Rows:
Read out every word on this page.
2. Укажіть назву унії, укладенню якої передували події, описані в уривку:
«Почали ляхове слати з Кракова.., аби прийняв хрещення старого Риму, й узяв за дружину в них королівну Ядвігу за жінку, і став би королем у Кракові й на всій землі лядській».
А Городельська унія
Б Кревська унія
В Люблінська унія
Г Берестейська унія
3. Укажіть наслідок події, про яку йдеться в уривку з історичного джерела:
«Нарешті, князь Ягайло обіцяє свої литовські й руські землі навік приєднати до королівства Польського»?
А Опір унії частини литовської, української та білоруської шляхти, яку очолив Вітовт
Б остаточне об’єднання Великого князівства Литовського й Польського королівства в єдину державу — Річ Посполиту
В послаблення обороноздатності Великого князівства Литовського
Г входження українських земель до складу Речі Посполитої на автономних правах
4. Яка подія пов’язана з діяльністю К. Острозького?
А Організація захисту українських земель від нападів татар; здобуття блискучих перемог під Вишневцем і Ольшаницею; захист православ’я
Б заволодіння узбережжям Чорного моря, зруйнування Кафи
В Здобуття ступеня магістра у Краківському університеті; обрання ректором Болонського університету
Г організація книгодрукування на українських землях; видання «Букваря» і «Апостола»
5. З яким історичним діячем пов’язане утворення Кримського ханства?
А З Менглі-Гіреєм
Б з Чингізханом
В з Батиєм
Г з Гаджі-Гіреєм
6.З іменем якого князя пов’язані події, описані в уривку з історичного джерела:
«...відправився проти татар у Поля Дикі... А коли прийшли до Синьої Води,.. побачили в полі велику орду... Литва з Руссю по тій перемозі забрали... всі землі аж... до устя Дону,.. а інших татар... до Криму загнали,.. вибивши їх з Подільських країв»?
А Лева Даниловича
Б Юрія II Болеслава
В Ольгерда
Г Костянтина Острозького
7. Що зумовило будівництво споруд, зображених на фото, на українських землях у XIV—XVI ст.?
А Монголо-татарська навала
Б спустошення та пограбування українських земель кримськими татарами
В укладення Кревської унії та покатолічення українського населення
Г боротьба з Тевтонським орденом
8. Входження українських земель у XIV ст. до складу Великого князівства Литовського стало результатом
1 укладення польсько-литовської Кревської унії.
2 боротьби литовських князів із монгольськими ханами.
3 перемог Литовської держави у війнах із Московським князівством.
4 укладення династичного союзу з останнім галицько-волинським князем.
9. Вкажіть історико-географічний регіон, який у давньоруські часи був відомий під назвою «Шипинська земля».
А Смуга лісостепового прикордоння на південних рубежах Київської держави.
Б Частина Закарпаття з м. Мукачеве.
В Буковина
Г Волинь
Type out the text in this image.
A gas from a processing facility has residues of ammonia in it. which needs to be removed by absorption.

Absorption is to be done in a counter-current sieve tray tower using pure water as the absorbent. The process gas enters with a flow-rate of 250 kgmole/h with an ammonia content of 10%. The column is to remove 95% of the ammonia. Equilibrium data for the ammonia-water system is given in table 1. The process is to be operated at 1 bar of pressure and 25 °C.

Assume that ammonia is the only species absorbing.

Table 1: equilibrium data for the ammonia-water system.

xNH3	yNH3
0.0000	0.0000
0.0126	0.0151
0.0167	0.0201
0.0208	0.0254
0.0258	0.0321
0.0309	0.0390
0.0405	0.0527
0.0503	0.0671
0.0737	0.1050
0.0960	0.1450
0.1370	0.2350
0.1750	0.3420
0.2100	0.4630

Exercise task: Go through the entries above and pull out each line with "унії" in it.

Expected answer:
2. Укажіть назву унії, укладенню якої передували події, описані в уривку:
А Опір унії частини литовської, української та білоруської шляхти, яку очолив Вітовт
В укладення Кревської унії та покатолічення українського населення
1 укладення польсько-литовської Кревської унії.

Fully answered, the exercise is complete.